■ TO BE DONE
Repeat the material from its first line through the line containing "right-ylabel: ln( 1", substituting "hidden" for each "unobservable" and leaving everything else unchanged.

■ DATA LINES
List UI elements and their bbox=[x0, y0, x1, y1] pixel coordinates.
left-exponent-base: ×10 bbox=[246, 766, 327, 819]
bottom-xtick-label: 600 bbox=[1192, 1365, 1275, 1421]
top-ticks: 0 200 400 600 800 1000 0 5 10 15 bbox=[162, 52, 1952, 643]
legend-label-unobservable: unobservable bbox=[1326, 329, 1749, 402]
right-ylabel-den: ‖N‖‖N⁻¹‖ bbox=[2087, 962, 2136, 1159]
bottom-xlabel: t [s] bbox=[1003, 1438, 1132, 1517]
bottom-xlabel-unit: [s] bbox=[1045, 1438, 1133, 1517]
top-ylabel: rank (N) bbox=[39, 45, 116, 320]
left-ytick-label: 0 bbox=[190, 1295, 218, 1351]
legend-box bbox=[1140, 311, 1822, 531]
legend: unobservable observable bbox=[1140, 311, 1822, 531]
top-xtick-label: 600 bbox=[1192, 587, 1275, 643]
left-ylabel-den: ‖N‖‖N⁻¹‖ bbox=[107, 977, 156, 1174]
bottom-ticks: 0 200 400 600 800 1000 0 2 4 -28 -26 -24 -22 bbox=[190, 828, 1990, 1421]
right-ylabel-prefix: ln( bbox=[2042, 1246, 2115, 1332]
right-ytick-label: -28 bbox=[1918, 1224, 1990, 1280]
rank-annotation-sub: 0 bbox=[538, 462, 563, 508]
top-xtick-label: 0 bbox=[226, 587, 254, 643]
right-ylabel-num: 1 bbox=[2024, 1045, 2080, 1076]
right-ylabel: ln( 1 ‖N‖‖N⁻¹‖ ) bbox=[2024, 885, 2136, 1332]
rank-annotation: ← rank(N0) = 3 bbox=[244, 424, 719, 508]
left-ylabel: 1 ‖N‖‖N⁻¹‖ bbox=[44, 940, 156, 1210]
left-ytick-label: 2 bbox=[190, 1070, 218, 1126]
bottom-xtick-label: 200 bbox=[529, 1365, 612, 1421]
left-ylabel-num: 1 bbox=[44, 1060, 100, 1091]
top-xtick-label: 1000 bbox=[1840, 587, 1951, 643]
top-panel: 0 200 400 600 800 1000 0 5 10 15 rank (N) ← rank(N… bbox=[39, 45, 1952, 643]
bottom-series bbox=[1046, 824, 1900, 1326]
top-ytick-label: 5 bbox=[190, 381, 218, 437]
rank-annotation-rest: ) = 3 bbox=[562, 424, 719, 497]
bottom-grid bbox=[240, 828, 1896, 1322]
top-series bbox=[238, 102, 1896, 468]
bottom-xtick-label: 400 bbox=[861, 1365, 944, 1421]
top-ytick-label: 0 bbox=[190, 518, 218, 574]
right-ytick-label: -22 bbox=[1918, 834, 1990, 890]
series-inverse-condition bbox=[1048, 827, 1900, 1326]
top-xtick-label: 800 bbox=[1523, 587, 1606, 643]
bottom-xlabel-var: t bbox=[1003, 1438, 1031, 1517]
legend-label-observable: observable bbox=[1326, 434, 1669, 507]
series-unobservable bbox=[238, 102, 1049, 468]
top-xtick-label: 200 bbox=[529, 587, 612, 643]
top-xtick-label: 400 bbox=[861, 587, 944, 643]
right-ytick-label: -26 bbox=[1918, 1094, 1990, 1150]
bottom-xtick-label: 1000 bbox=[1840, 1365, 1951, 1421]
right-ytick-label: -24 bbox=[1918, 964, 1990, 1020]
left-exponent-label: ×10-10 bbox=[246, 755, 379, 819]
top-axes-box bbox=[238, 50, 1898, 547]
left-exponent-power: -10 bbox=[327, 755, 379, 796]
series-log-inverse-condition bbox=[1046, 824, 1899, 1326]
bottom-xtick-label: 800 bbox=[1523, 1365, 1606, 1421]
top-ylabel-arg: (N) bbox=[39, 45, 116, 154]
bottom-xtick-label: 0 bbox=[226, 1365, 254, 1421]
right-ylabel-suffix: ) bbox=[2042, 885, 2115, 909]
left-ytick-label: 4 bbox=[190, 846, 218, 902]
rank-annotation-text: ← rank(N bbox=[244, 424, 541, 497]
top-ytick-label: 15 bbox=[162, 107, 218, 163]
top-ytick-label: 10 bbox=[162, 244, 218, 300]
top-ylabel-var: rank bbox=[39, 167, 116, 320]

■ FULL OUTPUT
List UI elements and their bbox=[x0, y0, x1, y1] pixel coordinates.
left-exponent-base: ×10 bbox=[246, 766, 327, 819]
bottom-xtick-label: 600 bbox=[1192, 1365, 1275, 1421]
top-ticks: 0 200 400 600 800 1000 0 5 10 15 bbox=[162, 52, 1952, 643]
legend-label-hidden: hidden bbox=[1326, 329, 1749, 402]
right-ylabel-den: ‖N‖‖N⁻¹‖ bbox=[2087, 962, 2136, 1159]
bottom-xlabel: t [s] bbox=[1003, 1438, 1132, 1517]
bottom-xlabel-unit: [s] bbox=[1045, 1438, 1133, 1517]
top-ylabel: rank (N) bbox=[39, 45, 116, 320]
left-ytick-label: 0 bbox=[190, 1295, 218, 1351]
legend-box bbox=[1140, 311, 1822, 531]
legend: hidden observable bbox=[1140, 311, 1822, 531]
top-xtick-label: 600 bbox=[1192, 587, 1275, 643]
left-ylabel-den: ‖N‖‖N⁻¹‖ bbox=[107, 977, 156, 1174]
bottom-ticks: 0 200 400 600 800 1000 0 2 4 -28 -26 -24 -22 bbox=[190, 828, 1990, 1421]
right-ylabel-prefix: ln( bbox=[2042, 1246, 2115, 1332]
right-ytick-label: -28 bbox=[1918, 1224, 1990, 1280]
rank-annotation-sub: 0 bbox=[538, 462, 563, 508]
top-xtick-label: 0 bbox=[226, 587, 254, 643]
right-ylabel-num: 1 bbox=[2024, 1045, 2080, 1076]
right-ylabel: ln( 1 ‖N‖‖N⁻¹‖ ) bbox=[2024, 885, 2136, 1332]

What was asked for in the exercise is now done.